** Begin **

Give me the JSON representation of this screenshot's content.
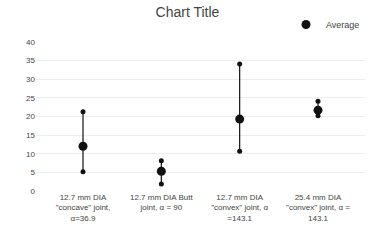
{
  "chart_data": {
    "type": "high_low",
    "title": "Chart Title",
    "categories": [
      "12.7 mm DIA\n\"concave\" joint,\nα=36.9",
      "12.7 mm DIA Butt\njoint, α = 90",
      "12.7 mm DIA\n\"convex\" joint, α\n=143.1",
      "25.4 mm DIA\n\"convex\" joint, α =\n143.1"
    ],
    "series": [
      {
        "name": "Average",
        "color": "#111111",
        "marker": "circle",
        "values": [
          12.0,
          5.3,
          19.3,
          21.7
        ],
        "highs": [
          21.3,
          8.1,
          34.1,
          24.1
        ],
        "lows": [
          5.2,
          1.9,
          10.7,
          20.2
        ]
      }
    ],
    "ylim": [
      0,
      40
    ],
    "yticks": [
      0,
      5,
      10,
      15,
      20,
      25,
      30,
      35,
      40
    ],
    "grid": true,
    "legend": "top"
  }
}
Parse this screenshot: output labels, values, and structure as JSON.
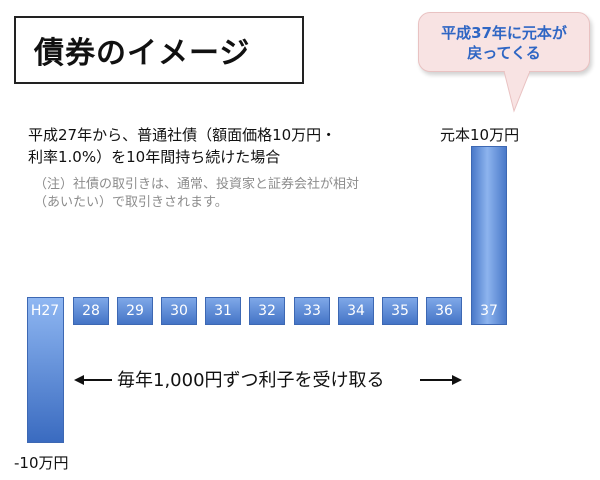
{
  "title": "債券のイメージ",
  "callout": {
    "line1": "平成37年に元本が",
    "line2": "戻ってくる"
  },
  "description": {
    "line1": "平成27年から、普通社債（額面価格10万円・",
    "line2": "利率1.0%）を10年間持ち続けた場合"
  },
  "note": {
    "line1": "（注）社債の取引きは、通常、投資家と証券会社が相対",
    "line2": "（あいたい）で取引きされます。"
  },
  "principal_label": "元本10万円",
  "negative_label": "-10万円",
  "years": [
    "H27",
    "28",
    "29",
    "30",
    "31",
    "32",
    "33",
    "34",
    "35",
    "36",
    "37"
  ],
  "interest_text": "毎年1,000円ずつ利子を受け取る"
}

** End **

__EXERCISE REQUIREMENTS__. Repeat each entry exactly as it appears; skip any picture.

__PROBLEM SOLUTION__.
Give me the JSON representation of this screenshot's content.
{
  "chart_data": {
    "type": "high_low",
    "title": "Chart Title",
    "categories": [
      "12.7 mm DIA\n\"concave\" joint,\nα=36.9",
      "12.7 mm DIA Butt\njoint, α = 90",
      "12.7 mm DIA\n\"convex\" joint, α\n=143.1",
      "25.4 mm DIA\n\"convex\" joint, α =\n143.1"
    ],
    "series": [
      {
        "name": "Average",
        "color": "#111111",
        "marker": "circle",
        "values": [
          12.0,
          5.3,
          19.3,
          21.7
        ],
        "highs": [
          21.3,
          8.1,
          34.1,
          24.1
        ],
        "lows": [
          5.2,
          1.9,
          10.7,
          20.2
        ]
      }
    ],
    "ylim": [
      0,
      40
    ],
    "yticks": [
      0,
      5,
      10,
      15,
      20,
      25,
      30,
      35,
      40
    ],
    "grid": true,
    "legend": "top"
  }
}
Parse this screenshot: output labels, values, and structure as JSON.
{
  "title": "債券のイメージ",
  "callout": {
    "line1": "平成37年に元本が",
    "line2": "戻ってくる"
  },
  "description": {
    "line1": "平成27年から、普通社債（額面価格10万円・",
    "line2": "利率1.0%）を10年間持ち続けた場合"
  },
  "note": {
    "line1": "（注）社債の取引きは、通常、投資家と証券会社が相対",
    "line2": "（あいたい）で取引きされます。"
  },
  "principal_label": "元本10万円",
  "negative_label": "-10万円",
  "years": [
    "H27",
    "28",
    "29",
    "30",
    "31",
    "32",
    "33",
    "34",
    "35",
    "36",
    "37"
  ],
  "interest_text": "毎年1,000円ずつ利子を受け取る"
}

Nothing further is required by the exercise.